- [TASK OBJECTIVE]: Draw out every line with the word "volume" from the listing below.

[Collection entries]
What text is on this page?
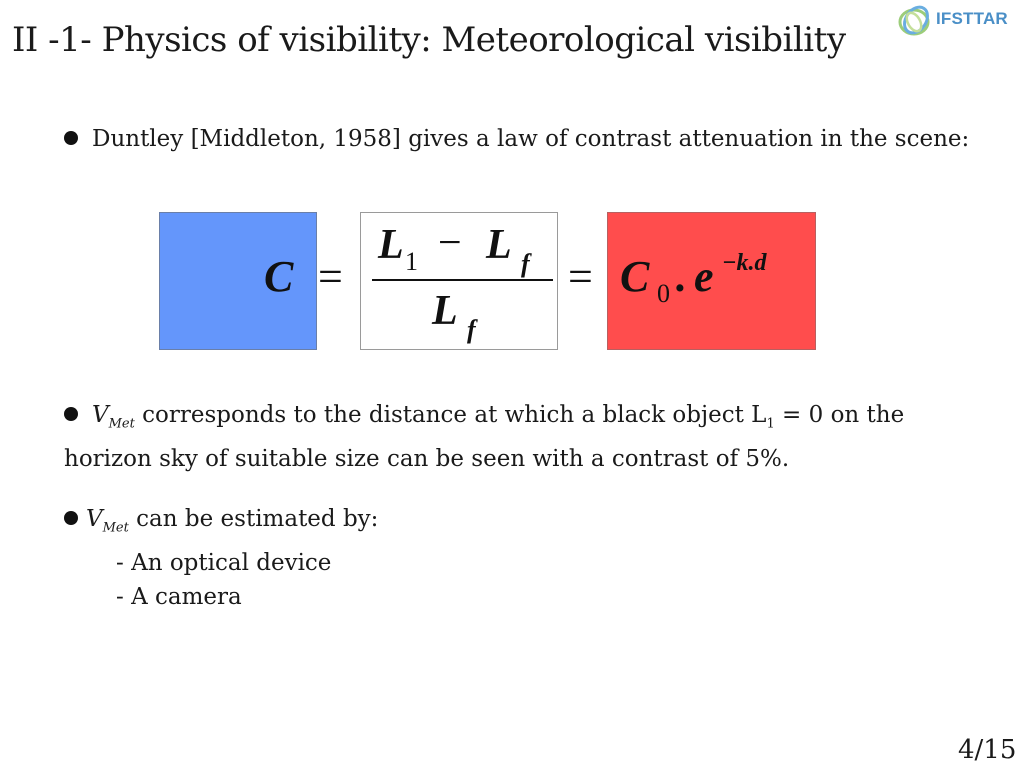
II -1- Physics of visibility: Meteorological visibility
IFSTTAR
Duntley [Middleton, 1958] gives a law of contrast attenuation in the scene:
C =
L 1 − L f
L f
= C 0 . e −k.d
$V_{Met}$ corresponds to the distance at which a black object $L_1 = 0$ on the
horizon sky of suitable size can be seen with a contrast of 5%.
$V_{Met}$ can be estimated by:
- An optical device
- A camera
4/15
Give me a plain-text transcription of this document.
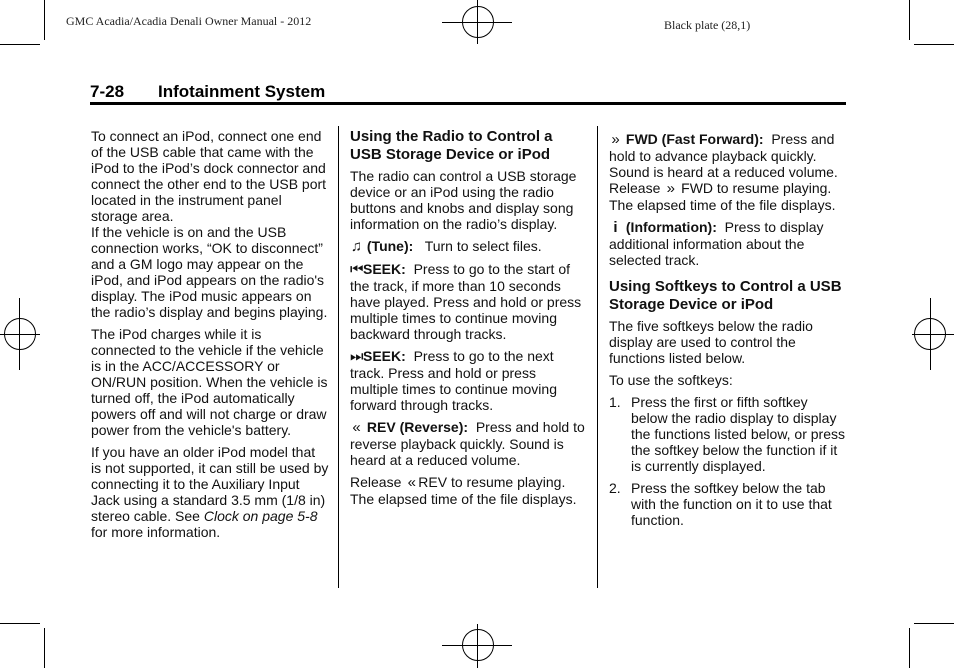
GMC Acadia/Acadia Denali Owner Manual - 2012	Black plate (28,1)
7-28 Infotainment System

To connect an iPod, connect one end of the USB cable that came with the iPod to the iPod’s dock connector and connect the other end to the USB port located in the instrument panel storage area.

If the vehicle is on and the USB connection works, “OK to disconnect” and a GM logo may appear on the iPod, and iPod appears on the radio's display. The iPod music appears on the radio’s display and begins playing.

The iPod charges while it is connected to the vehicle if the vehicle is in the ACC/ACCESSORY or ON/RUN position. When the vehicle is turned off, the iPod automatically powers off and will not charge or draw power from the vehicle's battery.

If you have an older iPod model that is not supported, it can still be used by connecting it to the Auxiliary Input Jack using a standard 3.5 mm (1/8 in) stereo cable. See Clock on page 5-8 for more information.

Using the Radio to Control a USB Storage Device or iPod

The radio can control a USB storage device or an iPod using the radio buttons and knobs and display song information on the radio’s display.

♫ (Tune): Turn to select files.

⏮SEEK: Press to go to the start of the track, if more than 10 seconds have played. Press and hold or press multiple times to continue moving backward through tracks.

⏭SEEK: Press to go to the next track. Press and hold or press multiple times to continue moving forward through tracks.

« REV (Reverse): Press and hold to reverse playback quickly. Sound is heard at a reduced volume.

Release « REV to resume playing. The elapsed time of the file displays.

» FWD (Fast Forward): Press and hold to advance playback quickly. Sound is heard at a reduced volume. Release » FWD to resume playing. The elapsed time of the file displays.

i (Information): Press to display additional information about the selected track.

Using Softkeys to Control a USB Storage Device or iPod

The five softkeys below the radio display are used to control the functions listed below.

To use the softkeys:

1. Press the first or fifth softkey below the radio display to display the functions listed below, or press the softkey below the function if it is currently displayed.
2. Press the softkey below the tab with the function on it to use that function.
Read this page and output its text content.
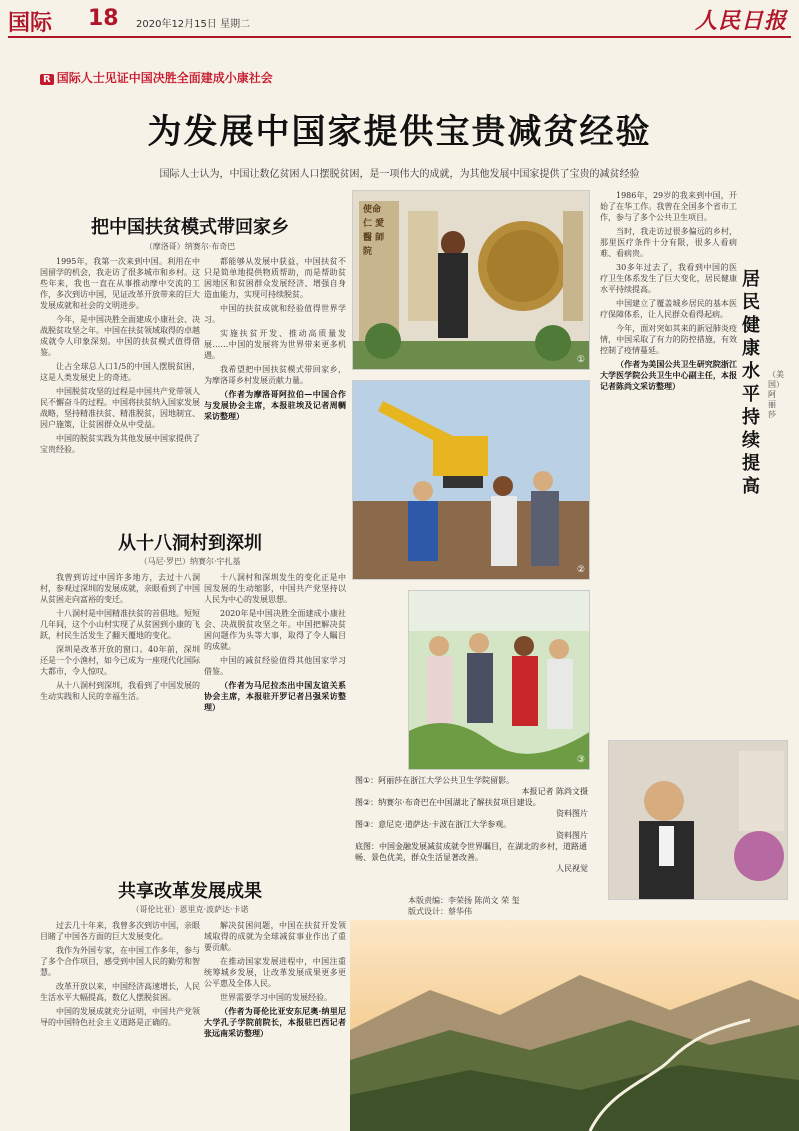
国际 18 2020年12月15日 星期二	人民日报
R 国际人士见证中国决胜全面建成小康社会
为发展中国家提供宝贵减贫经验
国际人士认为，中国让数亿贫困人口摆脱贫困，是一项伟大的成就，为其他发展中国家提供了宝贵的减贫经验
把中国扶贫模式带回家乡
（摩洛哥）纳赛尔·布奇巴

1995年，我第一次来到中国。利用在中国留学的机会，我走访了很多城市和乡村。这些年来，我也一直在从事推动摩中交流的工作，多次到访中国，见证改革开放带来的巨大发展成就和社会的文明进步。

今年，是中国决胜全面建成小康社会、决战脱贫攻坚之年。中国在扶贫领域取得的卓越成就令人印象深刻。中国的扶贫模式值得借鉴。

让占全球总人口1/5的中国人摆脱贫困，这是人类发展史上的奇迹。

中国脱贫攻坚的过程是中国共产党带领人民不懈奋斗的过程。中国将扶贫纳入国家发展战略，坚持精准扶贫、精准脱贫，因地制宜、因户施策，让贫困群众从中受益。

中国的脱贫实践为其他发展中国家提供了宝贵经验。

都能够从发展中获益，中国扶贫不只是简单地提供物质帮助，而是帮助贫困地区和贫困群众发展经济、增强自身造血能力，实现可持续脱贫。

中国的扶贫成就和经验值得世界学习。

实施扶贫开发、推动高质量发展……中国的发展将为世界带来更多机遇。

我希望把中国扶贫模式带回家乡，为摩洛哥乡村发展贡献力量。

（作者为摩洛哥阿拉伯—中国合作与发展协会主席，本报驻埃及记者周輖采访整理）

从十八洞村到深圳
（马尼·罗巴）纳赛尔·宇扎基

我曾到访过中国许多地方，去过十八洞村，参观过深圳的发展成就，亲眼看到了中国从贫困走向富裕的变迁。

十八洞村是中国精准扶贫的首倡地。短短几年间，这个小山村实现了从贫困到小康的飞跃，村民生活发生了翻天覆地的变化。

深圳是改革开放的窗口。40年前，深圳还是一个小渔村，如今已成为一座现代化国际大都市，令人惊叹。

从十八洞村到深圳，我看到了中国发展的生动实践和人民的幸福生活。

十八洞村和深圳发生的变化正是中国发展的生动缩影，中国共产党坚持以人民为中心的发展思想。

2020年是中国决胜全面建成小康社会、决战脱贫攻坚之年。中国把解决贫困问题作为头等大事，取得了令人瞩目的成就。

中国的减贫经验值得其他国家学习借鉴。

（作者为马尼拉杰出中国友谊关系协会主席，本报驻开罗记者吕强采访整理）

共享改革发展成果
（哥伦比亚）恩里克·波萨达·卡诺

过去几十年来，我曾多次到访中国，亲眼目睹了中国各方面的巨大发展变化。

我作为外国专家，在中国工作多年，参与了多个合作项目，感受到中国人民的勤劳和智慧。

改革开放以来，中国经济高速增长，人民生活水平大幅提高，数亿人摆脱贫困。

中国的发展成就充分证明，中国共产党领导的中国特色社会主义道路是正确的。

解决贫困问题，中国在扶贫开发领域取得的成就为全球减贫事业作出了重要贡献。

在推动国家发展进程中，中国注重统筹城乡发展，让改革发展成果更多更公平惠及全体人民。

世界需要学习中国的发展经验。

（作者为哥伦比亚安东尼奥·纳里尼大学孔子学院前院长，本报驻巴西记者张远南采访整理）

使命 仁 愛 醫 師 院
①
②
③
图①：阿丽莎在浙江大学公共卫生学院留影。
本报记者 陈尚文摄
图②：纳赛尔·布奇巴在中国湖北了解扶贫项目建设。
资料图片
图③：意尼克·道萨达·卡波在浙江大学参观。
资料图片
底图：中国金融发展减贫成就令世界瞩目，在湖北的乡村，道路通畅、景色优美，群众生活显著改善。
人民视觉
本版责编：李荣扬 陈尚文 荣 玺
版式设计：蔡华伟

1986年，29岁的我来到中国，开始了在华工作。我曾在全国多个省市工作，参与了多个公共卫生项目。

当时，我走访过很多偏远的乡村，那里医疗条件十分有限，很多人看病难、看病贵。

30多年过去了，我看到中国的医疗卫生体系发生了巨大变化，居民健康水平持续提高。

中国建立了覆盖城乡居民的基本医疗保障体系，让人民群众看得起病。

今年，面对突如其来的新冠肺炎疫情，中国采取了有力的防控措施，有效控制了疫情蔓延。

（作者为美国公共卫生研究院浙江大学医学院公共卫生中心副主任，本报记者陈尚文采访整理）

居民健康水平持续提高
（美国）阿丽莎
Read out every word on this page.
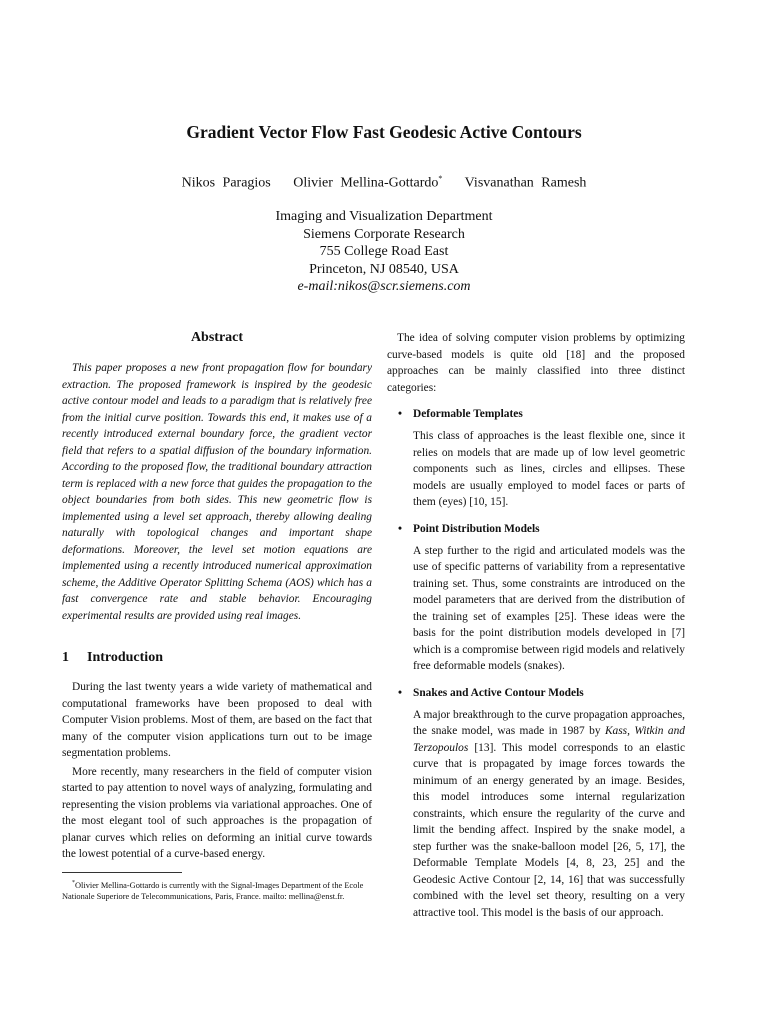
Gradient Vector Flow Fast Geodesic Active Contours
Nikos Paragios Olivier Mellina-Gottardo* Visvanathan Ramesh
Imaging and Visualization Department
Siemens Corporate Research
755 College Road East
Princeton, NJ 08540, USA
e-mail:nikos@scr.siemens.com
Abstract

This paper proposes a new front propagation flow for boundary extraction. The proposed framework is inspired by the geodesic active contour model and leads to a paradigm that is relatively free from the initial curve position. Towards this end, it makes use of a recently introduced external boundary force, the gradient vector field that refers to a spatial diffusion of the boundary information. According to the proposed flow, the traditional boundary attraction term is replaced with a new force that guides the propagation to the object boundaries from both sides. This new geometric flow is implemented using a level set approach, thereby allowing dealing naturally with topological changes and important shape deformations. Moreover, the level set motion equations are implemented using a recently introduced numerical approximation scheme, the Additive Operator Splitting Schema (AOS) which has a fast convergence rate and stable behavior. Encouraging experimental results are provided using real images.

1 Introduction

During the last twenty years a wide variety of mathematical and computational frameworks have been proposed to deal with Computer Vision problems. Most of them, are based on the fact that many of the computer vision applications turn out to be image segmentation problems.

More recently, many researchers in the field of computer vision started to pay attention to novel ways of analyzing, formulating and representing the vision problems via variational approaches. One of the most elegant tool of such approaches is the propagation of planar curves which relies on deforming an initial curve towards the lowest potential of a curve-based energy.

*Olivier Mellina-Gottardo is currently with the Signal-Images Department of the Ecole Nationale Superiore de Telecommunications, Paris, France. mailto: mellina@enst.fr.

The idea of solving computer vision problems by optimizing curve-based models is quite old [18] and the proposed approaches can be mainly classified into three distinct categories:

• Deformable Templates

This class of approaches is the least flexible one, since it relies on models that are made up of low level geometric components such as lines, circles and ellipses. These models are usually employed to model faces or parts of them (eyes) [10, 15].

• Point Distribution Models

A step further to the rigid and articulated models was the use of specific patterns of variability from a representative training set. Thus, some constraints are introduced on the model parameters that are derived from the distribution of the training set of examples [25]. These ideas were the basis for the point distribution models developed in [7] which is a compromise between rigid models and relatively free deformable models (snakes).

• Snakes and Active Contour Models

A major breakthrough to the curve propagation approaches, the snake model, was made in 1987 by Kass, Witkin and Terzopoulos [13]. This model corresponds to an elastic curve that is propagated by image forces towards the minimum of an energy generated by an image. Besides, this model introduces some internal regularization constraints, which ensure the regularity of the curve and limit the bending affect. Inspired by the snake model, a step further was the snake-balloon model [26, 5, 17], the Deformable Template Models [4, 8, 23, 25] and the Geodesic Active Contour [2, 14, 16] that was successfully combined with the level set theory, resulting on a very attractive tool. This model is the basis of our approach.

- [COMPLETE ANSWER]:
« REV (Reverse): Press and hold to reverse playback quickly. Sound is heard at a reduced volume.
» FWD (Fast Forward): Press and hold to advance playback quickly. Sound is heard at a reduced volume. Release » FWD to resume playing. The elapsed time of the file displays.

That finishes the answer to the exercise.